**Data records:**
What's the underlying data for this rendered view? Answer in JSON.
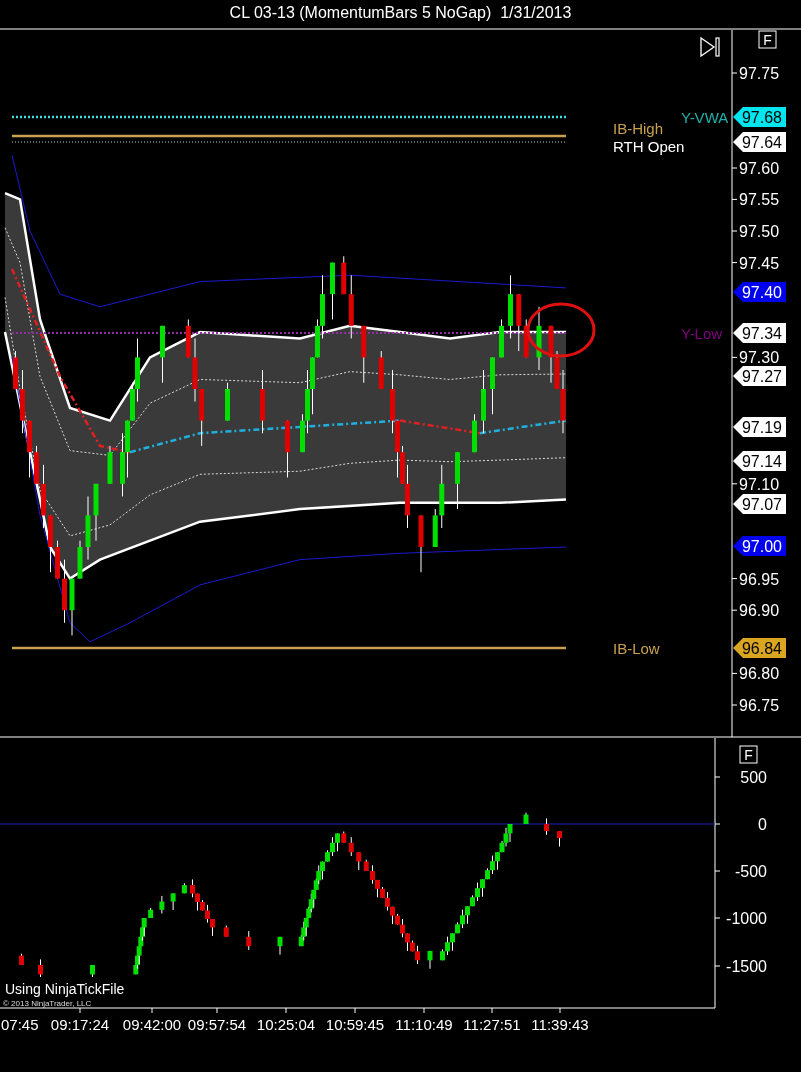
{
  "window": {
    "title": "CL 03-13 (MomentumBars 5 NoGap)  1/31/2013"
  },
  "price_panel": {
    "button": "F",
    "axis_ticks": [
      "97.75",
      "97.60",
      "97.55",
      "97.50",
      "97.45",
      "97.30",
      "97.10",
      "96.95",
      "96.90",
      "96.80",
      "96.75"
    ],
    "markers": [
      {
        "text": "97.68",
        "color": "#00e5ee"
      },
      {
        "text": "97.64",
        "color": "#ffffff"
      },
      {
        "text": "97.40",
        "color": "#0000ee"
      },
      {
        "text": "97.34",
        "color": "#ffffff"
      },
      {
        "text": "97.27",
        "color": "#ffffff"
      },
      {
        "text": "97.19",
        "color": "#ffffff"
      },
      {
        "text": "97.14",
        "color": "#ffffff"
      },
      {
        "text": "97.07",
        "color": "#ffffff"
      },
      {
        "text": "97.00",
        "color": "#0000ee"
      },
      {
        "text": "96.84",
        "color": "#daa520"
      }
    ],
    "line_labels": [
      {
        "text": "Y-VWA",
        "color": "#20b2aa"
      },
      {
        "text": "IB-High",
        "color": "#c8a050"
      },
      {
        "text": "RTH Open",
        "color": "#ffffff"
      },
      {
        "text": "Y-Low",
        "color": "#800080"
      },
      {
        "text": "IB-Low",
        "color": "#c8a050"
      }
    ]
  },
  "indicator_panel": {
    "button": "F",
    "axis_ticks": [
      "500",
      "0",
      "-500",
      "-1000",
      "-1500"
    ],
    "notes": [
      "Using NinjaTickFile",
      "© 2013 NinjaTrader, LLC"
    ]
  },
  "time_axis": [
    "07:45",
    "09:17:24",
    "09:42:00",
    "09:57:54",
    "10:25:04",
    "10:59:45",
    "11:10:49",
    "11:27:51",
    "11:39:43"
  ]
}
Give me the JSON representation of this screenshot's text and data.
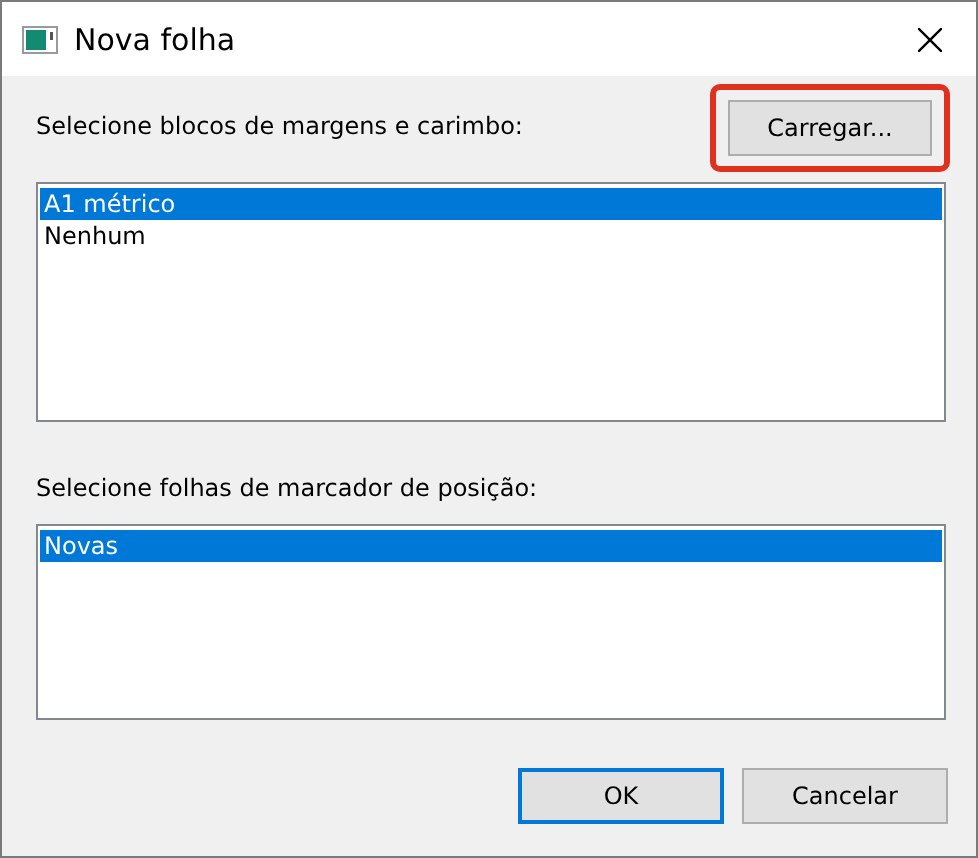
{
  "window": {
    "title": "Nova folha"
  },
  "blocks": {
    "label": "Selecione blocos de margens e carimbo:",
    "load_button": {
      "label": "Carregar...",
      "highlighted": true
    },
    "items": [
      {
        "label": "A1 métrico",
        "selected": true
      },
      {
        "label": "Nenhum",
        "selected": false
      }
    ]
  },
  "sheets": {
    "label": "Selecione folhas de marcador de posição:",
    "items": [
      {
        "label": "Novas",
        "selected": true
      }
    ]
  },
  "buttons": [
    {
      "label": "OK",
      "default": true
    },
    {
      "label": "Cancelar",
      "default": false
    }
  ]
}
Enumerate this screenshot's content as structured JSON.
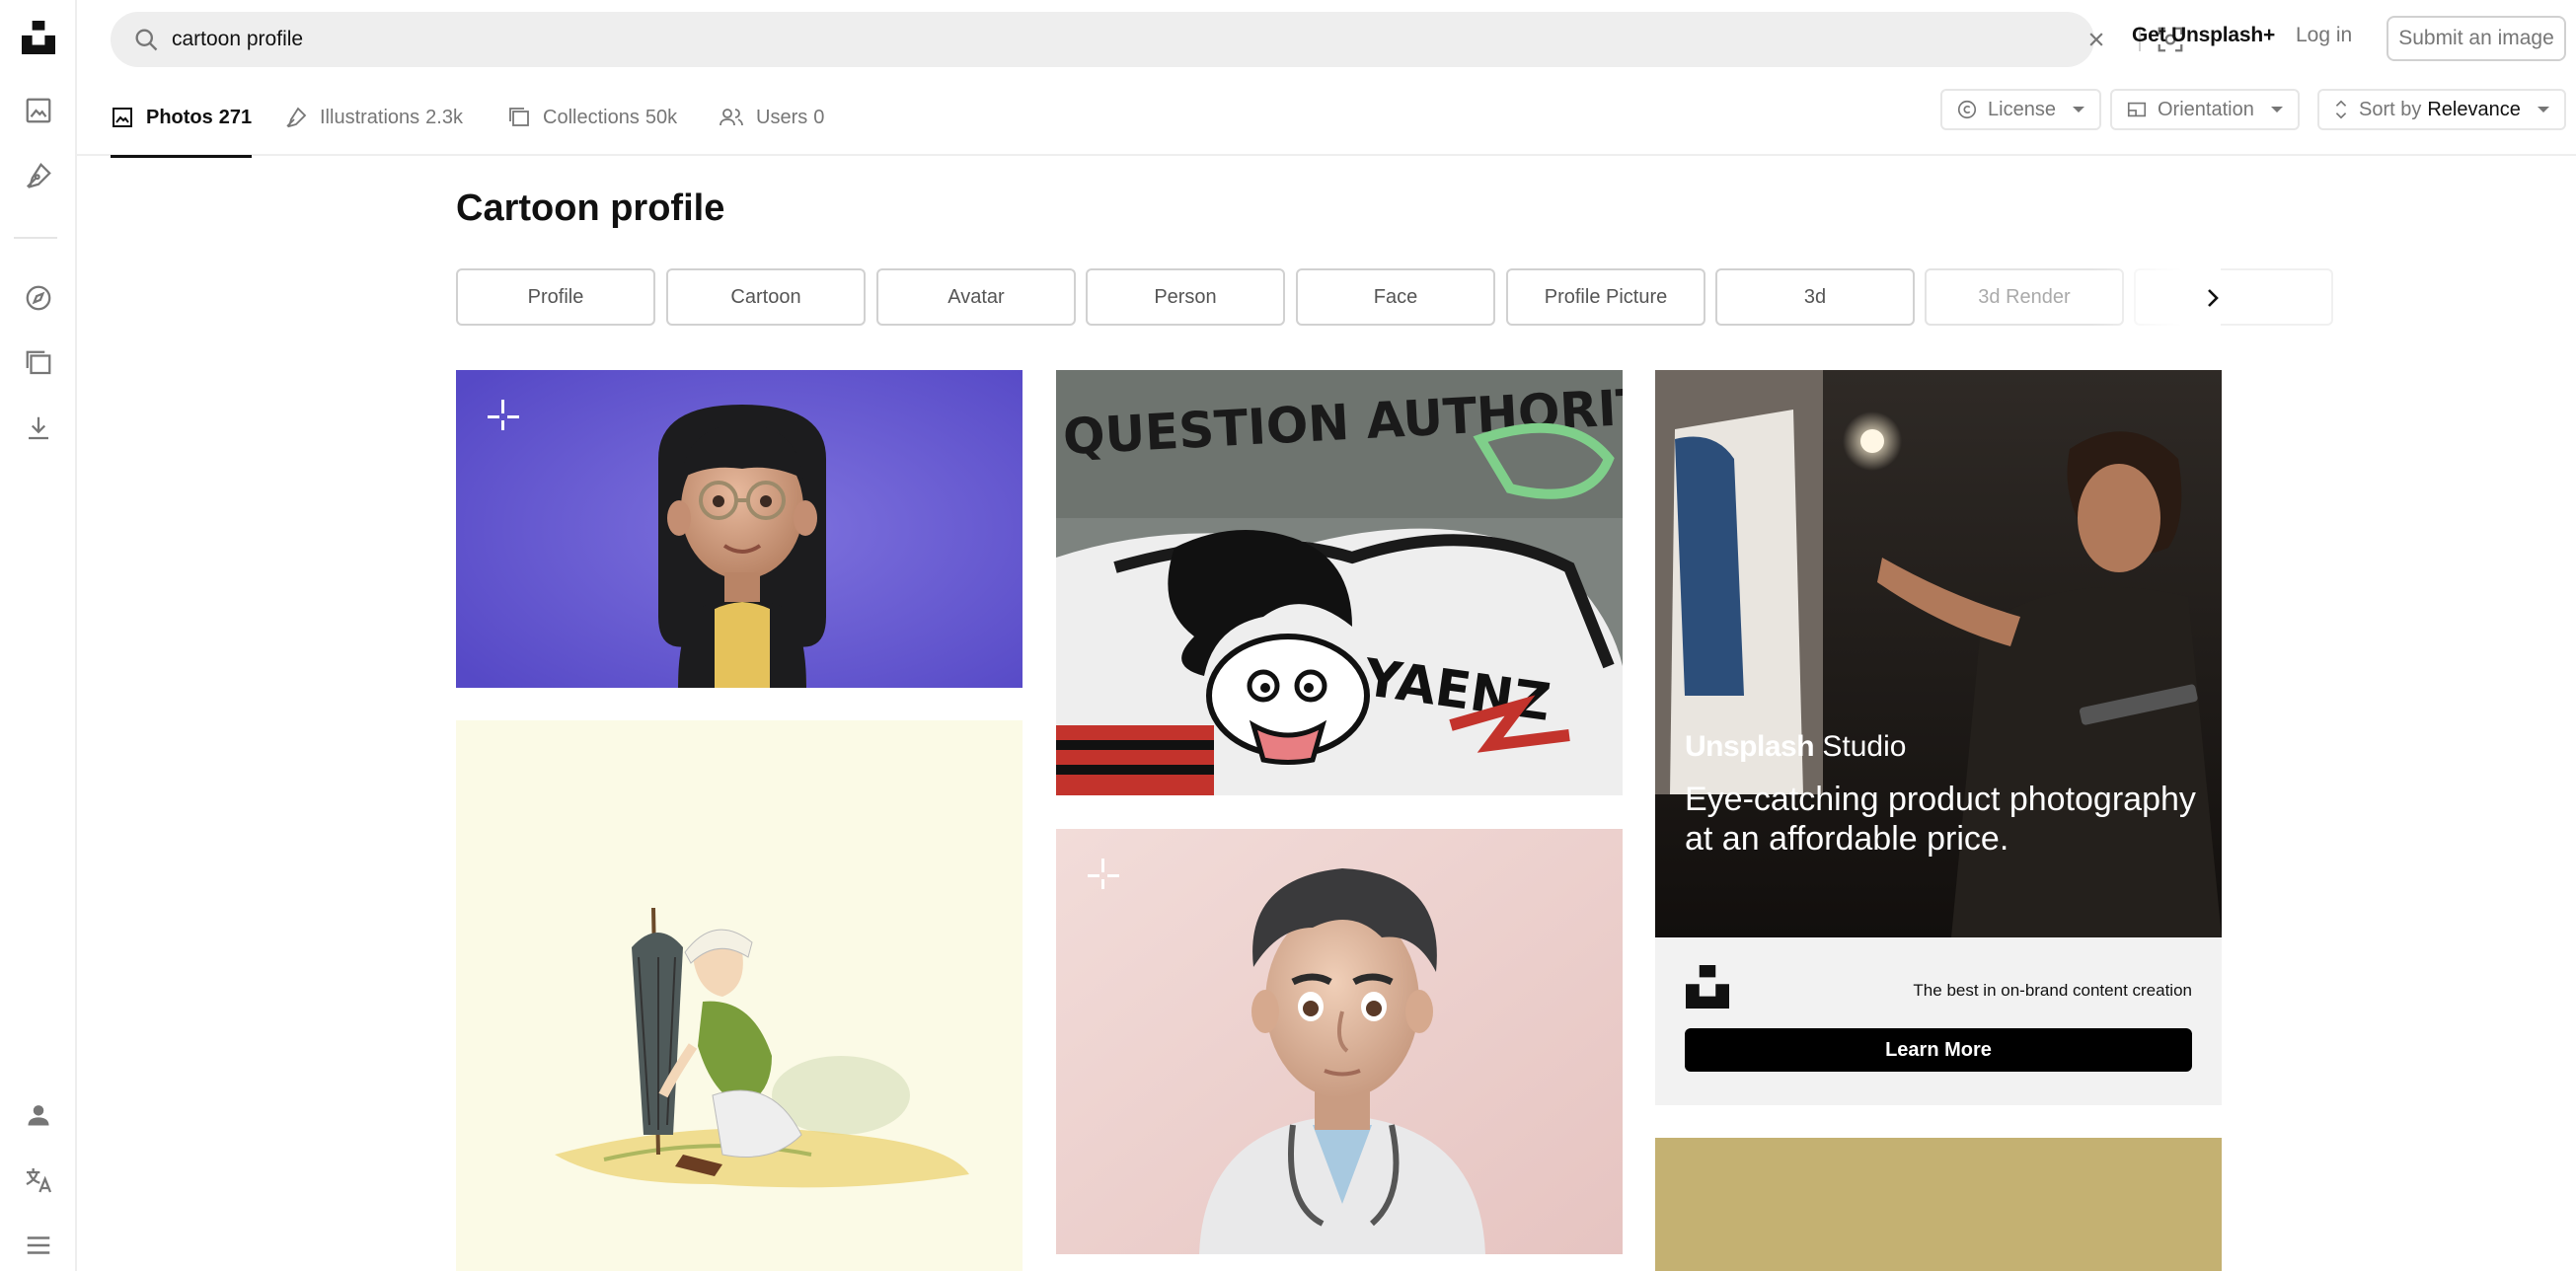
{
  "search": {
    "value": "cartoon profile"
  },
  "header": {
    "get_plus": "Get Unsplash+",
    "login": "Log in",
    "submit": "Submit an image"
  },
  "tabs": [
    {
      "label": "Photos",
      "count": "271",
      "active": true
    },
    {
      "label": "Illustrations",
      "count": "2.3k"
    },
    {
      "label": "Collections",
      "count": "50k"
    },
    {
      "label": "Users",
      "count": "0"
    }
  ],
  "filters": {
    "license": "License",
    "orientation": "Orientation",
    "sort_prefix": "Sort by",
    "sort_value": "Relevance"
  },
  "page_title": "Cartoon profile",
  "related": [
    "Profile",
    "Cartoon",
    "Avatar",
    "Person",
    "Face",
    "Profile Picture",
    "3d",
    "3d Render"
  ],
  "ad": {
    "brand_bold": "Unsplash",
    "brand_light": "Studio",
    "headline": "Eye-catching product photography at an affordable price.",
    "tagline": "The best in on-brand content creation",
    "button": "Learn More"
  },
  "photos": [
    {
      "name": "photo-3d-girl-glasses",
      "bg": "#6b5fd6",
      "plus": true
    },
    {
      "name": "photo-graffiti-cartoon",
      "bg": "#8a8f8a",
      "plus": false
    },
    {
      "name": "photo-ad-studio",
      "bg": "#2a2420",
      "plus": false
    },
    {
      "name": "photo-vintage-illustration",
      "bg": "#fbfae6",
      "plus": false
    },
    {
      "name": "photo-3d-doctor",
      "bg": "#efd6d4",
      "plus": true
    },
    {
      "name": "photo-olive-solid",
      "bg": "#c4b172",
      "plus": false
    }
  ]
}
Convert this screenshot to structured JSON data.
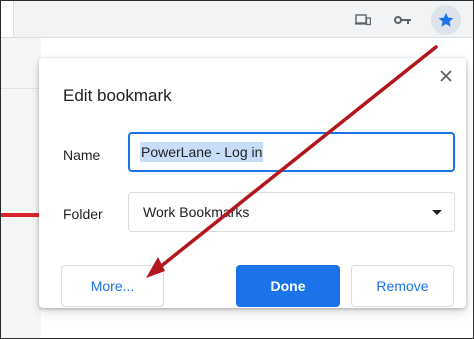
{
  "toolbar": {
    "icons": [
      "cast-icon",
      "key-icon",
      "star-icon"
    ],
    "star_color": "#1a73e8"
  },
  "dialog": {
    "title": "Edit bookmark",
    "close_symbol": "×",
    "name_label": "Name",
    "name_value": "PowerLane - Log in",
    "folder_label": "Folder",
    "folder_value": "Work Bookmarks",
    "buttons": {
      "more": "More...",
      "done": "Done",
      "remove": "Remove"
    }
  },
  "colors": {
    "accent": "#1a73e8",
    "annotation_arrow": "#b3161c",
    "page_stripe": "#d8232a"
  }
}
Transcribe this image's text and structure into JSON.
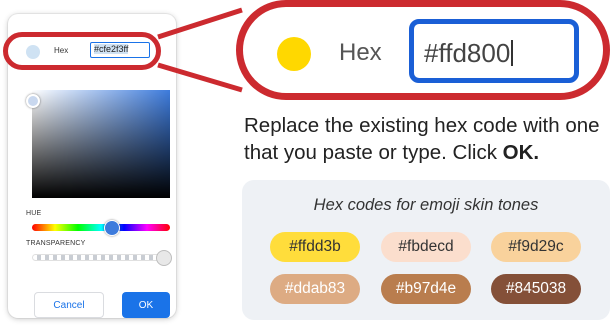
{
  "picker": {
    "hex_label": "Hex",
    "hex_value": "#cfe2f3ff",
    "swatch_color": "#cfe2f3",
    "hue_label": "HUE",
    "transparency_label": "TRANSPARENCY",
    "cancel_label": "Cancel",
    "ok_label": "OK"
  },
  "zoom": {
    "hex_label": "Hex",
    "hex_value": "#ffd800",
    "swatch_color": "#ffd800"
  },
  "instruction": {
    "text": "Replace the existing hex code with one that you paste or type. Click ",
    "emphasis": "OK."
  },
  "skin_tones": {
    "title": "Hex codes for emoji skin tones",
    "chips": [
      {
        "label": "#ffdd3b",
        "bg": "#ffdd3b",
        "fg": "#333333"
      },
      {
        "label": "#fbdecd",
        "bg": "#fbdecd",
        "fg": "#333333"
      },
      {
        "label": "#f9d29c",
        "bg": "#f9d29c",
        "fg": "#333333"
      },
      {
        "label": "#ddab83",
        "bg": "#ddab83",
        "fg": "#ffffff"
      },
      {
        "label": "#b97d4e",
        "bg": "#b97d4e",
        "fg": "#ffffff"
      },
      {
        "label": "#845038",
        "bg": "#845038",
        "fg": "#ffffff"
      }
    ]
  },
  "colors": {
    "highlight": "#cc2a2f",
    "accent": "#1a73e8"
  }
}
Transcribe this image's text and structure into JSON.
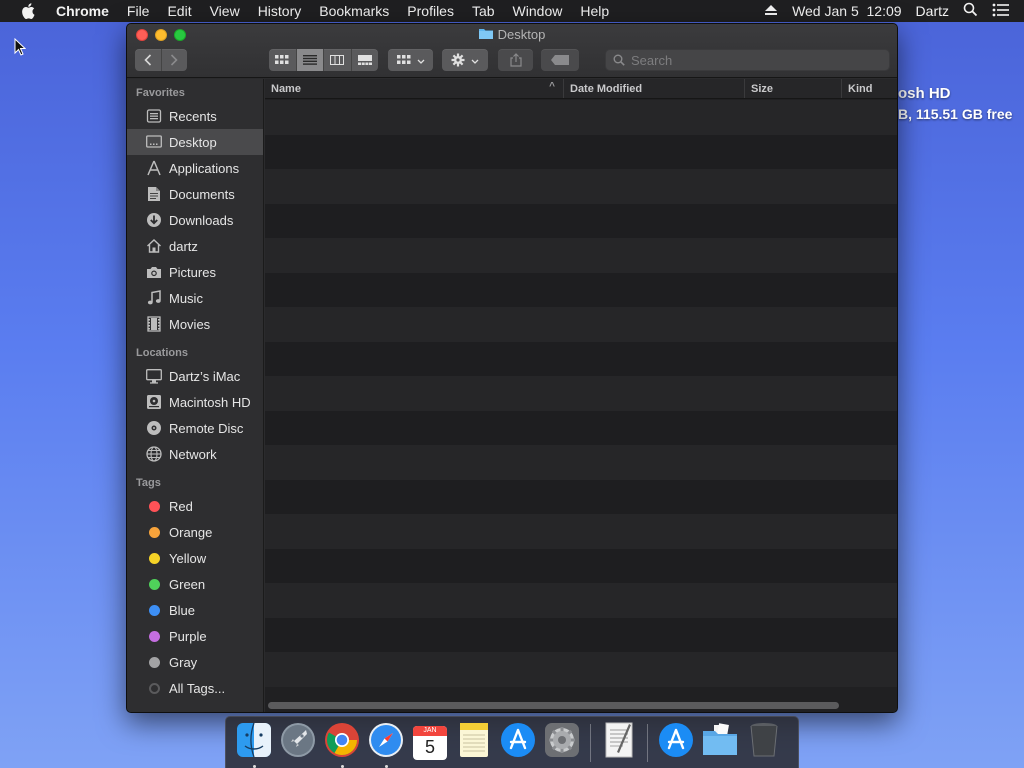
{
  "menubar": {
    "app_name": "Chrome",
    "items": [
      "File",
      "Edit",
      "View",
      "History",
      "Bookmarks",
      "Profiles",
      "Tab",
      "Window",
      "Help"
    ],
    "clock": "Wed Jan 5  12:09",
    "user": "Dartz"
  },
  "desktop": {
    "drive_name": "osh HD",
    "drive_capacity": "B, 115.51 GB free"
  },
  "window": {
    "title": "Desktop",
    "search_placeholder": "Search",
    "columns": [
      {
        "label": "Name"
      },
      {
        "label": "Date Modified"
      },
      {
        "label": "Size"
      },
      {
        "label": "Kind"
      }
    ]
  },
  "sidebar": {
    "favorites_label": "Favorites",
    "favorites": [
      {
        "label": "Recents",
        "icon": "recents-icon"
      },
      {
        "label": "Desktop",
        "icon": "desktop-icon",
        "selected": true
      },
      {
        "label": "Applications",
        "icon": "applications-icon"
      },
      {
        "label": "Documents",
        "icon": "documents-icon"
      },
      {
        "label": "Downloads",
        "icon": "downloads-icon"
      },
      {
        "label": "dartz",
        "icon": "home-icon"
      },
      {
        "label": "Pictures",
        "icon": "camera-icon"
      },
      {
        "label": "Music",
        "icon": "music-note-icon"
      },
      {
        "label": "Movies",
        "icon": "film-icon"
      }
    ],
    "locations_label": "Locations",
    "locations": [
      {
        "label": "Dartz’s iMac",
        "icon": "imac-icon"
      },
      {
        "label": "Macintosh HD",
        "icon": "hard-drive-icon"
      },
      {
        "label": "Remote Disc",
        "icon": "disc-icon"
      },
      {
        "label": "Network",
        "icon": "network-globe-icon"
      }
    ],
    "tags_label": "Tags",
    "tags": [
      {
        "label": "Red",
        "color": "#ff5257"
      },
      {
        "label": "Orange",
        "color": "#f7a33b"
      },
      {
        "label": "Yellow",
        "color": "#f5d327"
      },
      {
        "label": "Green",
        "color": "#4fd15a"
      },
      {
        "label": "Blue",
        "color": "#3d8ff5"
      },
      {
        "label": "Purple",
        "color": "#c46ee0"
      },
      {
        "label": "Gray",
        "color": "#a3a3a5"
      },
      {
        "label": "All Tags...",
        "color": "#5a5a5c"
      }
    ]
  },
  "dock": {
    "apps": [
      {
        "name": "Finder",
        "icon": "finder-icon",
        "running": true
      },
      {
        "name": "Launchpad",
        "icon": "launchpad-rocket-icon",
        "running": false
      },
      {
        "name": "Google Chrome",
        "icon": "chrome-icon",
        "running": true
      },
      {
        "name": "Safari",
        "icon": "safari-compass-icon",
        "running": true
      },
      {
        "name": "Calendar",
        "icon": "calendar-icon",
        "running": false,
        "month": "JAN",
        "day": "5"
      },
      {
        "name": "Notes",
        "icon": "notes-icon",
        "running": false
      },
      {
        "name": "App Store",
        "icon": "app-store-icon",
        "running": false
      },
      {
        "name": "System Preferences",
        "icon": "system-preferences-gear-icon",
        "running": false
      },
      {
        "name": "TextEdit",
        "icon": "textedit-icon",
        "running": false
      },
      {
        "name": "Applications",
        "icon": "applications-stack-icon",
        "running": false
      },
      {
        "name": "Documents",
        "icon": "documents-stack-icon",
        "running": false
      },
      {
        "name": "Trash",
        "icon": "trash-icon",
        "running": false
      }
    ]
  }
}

**Your task:** Search the entries for the string "Bookmarks" and collect each line that has it.

**Answer:**
    "folder_value": "Work Bookmarks",
      "Bookmarks",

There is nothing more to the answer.